» AIM OF THE EXERCISE: Convert the items, starting at the very first line and ending at the line containing "volume-bar <box>1194 750 1204 771</box>", into a numbered list, leaving out any blank lines.

Bounding box annotations

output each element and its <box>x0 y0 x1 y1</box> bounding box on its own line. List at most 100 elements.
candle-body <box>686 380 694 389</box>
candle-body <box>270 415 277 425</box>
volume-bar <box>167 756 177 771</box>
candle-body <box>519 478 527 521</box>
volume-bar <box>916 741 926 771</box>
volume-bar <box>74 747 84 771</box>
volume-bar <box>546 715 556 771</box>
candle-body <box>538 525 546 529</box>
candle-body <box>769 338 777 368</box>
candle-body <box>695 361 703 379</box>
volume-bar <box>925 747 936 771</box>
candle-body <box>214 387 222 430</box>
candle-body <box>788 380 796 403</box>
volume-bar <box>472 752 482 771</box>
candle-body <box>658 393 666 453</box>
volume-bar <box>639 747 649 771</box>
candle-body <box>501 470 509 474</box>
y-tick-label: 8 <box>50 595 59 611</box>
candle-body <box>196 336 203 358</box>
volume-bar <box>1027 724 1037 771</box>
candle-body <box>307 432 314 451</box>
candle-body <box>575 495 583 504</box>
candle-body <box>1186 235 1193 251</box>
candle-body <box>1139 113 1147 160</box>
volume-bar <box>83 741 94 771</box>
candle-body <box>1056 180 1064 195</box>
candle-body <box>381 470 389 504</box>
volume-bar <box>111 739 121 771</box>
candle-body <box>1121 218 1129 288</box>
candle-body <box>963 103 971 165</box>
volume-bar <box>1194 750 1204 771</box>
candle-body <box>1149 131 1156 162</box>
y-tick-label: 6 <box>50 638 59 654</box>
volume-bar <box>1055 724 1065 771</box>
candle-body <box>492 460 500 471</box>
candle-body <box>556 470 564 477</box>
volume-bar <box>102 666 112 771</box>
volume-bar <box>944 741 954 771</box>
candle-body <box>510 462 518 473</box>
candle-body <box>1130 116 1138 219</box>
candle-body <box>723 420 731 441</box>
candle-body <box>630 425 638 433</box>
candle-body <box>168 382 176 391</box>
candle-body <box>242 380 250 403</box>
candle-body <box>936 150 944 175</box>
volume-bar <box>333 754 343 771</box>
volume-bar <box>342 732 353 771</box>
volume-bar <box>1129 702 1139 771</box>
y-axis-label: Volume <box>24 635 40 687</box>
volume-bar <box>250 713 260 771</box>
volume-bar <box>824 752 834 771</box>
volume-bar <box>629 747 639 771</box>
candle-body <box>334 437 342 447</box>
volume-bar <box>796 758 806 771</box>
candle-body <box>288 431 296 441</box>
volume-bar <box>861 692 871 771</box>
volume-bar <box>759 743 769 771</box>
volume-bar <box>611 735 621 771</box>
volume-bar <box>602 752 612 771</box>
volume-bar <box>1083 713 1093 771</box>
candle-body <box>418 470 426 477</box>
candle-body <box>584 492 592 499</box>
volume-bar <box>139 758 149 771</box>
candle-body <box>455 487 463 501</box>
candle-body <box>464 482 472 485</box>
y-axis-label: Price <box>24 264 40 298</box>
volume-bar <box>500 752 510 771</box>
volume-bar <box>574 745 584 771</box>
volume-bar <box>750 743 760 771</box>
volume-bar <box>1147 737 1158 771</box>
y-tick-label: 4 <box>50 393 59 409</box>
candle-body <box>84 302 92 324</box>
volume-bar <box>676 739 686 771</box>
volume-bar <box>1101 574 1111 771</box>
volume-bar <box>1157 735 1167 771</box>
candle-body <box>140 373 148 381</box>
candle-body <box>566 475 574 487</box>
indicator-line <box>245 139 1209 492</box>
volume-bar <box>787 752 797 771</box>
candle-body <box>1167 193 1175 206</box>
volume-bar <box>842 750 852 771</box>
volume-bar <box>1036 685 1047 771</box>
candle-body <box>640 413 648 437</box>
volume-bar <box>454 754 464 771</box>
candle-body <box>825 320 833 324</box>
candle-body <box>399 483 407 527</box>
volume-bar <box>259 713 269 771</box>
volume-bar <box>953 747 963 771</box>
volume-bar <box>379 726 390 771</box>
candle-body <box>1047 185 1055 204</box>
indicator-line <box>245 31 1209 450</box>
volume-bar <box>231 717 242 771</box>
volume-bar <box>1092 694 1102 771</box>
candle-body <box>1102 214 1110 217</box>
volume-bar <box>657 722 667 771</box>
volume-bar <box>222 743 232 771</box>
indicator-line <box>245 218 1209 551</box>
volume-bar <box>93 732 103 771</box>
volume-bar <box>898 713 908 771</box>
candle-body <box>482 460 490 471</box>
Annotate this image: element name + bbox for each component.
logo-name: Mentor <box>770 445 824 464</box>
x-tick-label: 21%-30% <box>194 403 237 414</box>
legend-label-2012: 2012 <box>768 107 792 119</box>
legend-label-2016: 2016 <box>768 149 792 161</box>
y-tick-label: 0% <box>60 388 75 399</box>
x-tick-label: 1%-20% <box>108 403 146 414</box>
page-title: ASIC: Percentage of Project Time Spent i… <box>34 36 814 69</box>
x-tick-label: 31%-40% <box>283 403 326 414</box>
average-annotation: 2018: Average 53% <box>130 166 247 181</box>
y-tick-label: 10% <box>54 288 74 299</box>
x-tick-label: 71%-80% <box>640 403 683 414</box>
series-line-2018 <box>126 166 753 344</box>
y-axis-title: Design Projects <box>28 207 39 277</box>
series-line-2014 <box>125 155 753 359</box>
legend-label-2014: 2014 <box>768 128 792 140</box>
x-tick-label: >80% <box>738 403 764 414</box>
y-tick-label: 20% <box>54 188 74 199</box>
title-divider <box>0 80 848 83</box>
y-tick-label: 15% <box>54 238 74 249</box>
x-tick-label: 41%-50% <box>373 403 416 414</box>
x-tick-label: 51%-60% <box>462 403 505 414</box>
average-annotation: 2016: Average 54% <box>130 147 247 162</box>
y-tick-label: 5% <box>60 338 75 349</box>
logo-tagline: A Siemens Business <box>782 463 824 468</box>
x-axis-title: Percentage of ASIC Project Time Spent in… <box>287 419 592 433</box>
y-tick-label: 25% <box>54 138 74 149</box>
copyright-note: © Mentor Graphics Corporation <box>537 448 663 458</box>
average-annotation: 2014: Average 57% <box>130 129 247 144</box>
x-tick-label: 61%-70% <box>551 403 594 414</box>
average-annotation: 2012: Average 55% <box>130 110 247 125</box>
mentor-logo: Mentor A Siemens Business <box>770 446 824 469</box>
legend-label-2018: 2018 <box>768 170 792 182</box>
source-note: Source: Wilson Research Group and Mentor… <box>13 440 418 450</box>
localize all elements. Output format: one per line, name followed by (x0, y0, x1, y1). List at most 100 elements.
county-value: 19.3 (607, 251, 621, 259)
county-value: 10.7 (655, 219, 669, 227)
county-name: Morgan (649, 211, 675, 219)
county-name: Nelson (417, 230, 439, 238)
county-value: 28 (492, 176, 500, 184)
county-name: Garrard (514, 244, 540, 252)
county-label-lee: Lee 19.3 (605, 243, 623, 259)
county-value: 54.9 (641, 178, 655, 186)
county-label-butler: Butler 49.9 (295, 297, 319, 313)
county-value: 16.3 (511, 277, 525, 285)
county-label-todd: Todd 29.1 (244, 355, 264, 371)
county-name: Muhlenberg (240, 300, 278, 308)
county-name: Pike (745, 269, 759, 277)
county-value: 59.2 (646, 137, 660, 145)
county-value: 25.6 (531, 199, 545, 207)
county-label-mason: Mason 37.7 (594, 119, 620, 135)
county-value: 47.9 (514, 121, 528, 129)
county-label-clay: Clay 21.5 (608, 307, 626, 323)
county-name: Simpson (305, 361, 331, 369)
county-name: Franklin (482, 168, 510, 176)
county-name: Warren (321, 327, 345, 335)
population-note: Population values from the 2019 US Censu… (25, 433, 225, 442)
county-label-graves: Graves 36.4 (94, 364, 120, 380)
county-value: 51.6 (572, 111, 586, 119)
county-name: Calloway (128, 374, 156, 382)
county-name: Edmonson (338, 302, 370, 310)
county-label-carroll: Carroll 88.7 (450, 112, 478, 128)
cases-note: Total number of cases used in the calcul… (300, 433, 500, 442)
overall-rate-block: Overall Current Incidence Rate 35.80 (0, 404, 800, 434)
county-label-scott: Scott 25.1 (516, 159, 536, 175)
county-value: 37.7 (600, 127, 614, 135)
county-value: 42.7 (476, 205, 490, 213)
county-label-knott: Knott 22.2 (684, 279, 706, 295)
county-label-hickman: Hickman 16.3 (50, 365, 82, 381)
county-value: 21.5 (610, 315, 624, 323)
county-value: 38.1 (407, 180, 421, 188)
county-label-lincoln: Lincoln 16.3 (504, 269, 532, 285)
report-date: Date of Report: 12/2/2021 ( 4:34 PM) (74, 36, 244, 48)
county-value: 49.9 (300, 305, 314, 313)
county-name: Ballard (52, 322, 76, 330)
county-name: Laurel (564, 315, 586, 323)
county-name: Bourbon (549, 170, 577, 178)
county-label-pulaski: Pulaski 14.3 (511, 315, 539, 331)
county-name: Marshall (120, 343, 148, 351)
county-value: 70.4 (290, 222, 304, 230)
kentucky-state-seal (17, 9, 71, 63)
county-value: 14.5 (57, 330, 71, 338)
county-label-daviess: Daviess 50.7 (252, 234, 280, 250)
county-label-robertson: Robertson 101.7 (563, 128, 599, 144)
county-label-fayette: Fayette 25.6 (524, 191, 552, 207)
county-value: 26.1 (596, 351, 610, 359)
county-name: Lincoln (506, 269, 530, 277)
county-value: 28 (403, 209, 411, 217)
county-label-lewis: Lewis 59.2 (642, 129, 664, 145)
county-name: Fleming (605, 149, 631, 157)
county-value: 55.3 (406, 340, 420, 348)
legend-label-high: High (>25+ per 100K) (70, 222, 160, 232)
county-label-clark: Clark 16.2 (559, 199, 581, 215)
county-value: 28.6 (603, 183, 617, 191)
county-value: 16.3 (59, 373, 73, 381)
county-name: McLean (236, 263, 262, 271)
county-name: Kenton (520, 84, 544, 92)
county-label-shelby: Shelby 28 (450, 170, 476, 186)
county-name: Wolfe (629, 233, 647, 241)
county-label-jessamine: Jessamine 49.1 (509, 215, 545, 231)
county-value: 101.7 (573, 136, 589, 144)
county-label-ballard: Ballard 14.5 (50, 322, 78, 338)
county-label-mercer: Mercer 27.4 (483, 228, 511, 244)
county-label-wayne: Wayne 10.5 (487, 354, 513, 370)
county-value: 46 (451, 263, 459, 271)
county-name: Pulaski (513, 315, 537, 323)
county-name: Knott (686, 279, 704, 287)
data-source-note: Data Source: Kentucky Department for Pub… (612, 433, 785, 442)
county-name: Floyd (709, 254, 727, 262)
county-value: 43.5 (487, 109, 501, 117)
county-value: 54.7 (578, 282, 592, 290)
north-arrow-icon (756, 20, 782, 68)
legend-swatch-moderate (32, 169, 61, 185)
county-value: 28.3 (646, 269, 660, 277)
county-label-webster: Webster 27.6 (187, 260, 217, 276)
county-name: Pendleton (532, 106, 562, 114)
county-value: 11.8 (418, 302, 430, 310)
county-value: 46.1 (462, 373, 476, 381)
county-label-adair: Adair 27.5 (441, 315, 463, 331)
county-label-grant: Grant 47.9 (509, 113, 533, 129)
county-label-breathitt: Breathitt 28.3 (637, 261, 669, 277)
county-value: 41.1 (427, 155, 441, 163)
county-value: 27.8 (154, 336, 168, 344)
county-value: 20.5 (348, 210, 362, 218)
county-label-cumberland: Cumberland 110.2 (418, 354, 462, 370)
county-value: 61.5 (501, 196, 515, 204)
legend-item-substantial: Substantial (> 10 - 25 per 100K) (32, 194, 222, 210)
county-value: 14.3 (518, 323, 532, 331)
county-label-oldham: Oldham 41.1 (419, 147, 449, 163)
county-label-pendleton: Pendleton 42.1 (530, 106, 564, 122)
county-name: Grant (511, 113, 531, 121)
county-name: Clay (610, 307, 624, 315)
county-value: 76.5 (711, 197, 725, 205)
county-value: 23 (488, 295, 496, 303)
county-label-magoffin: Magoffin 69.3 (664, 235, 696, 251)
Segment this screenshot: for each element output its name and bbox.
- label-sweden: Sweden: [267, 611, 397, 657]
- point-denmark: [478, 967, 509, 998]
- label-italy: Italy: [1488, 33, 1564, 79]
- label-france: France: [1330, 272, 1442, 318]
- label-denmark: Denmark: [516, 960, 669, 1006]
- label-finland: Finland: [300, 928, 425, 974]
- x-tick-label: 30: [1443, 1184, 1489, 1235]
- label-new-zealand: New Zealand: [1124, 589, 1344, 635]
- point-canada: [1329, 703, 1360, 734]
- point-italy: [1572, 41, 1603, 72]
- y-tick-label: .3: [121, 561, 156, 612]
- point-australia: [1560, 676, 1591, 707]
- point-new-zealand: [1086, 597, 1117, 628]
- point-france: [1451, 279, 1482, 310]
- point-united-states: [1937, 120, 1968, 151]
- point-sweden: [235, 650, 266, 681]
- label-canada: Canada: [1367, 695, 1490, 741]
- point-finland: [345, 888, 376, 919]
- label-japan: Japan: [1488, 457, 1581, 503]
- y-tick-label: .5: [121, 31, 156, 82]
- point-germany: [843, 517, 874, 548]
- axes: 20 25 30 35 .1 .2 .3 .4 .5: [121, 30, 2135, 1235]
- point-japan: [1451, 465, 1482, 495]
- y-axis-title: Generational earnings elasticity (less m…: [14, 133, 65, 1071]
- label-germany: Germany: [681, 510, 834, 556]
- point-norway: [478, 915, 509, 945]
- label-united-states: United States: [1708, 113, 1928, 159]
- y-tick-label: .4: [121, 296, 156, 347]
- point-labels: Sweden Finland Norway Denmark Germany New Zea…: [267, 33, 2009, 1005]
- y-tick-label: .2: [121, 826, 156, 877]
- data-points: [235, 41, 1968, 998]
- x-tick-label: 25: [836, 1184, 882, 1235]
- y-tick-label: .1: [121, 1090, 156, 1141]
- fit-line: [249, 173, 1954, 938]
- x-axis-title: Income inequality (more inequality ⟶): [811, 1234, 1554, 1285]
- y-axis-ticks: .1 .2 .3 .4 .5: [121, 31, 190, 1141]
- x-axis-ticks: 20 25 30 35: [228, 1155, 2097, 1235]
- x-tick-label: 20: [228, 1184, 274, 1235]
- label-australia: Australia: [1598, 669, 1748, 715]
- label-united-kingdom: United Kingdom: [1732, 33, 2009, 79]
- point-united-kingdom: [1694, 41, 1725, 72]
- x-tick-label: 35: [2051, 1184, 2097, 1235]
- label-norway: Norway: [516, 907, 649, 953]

» ANSWER FOR THE TASK:
1. output each element and its <box>x0 y0 x1 y1</box> bounding box on its own line. List at most 100 elements.
2. candle-body <box>686 380 694 389</box>
3. candle-body <box>270 415 277 425</box>
4. volume-bar <box>167 756 177 771</box>
5. candle-body <box>519 478 527 521</box>
6. volume-bar <box>916 741 926 771</box>
7. volume-bar <box>74 747 84 771</box>
8. volume-bar <box>546 715 556 771</box>
9. candle-body <box>538 525 546 529</box>
10. candle-body <box>769 338 777 368</box>
11. candle-body <box>695 361 703 379</box>
12. volume-bar <box>925 747 936 771</box>
13. candle-body <box>214 387 222 430</box>
14. candle-body <box>788 380 796 403</box>
15. volume-bar <box>472 752 482 771</box>
16. candle-body <box>658 393 666 453</box>
17. volume-bar <box>639 747 649 771</box>
18. candle-body <box>501 470 509 474</box>
19. y-tick-label: 8 <box>50 595 59 611</box>
20. candle-body <box>196 336 203 358</box>
21. volume-bar <box>1027 724 1037 771</box>
22. candle-body <box>307 432 314 451</box>
23. candle-body <box>575 495 583 504</box>
24. candle-body <box>1186 235 1193 251</box>
25. candle-body <box>1139 113 1147 160</box>
26. volume-bar <box>83 741 94 771</box>
27. candle-body <box>1056 180 1064 195</box>
28. candle-body <box>381 470 389 504</box>
29. volume-bar <box>111 739 121 771</box>
30. candle-body <box>1121 218 1129 288</box>
31. candle-body <box>963 103 971 165</box>
32. volume-bar <box>1194 750 1204 771</box>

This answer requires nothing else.